◆ Instructions to follow
Without the pictures, print each of the records below exactly as it appears.
[START]
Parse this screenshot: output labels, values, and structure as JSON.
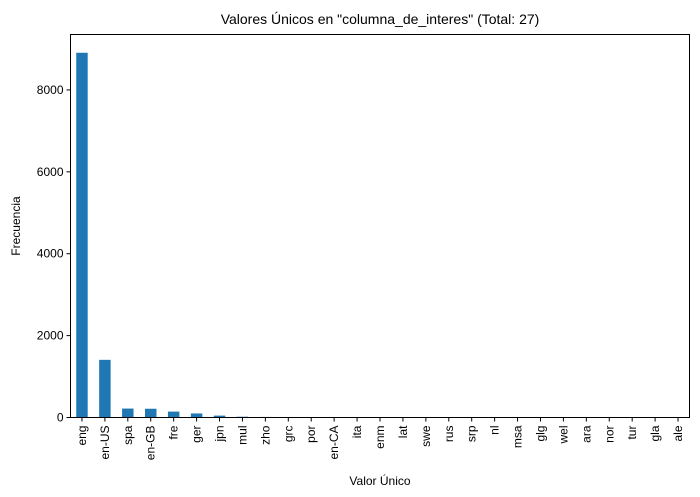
{
  "chart_data": {
    "type": "bar",
    "title": "Valores Únicos en \"columna_de_interes\" (Total: 27)",
    "xlabel": "Valor Único",
    "ylabel": "Frecuencia",
    "categories": [
      "eng",
      "en-US",
      "spa",
      "en-GB",
      "fre",
      "ger",
      "jpn",
      "mul",
      "zho",
      "grc",
      "por",
      "en-CA",
      "ita",
      "enm",
      "lat",
      "swe",
      "rus",
      "srp",
      "nl",
      "msa",
      "glg",
      "wel",
      "ara",
      "nor",
      "tur",
      "gla",
      "ale"
    ],
    "values": [
      8908,
      1408,
      218,
      214,
      144,
      99,
      46,
      19,
      14,
      11,
      10,
      7,
      5,
      3,
      3,
      2,
      2,
      1,
      1,
      1,
      1,
      1,
      1,
      1,
      1,
      1,
      1
    ],
    "yticks": [
      0,
      2000,
      4000,
      6000,
      8000
    ],
    "ylim": [
      0,
      9354
    ],
    "bar_color": "#1f77b4",
    "grid": false,
    "legend": "none"
  }
}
[END]
◆ Written solution
Parse this screenshot: output labels, values, and structure as JSON.
{
  "chart_data": {
    "type": "bar",
    "title": "Valores Únicos en \"columna_de_interes\" (Total: 27)",
    "xlabel": "Valor Único",
    "ylabel": "Frecuencia",
    "categories": [
      "eng",
      "en-US",
      "spa",
      "en-GB",
      "fre",
      "ger",
      "jpn",
      "mul",
      "zho",
      "grc",
      "por",
      "en-CA",
      "ita",
      "enm",
      "lat",
      "swe",
      "rus",
      "srp",
      "nl",
      "msa",
      "glg",
      "wel",
      "ara",
      "nor",
      "tur",
      "gla",
      "ale"
    ],
    "values": [
      8908,
      1408,
      218,
      214,
      144,
      99,
      46,
      19,
      14,
      11,
      10,
      7,
      5,
      3,
      3,
      2,
      2,
      1,
      1,
      1,
      1,
      1,
      1,
      1,
      1,
      1,
      1
    ],
    "yticks": [
      0,
      2000,
      4000,
      6000,
      8000
    ],
    "ylim": [
      0,
      9354
    ],
    "bar_color": "#1f77b4",
    "grid": false,
    "legend": "none"
  }
}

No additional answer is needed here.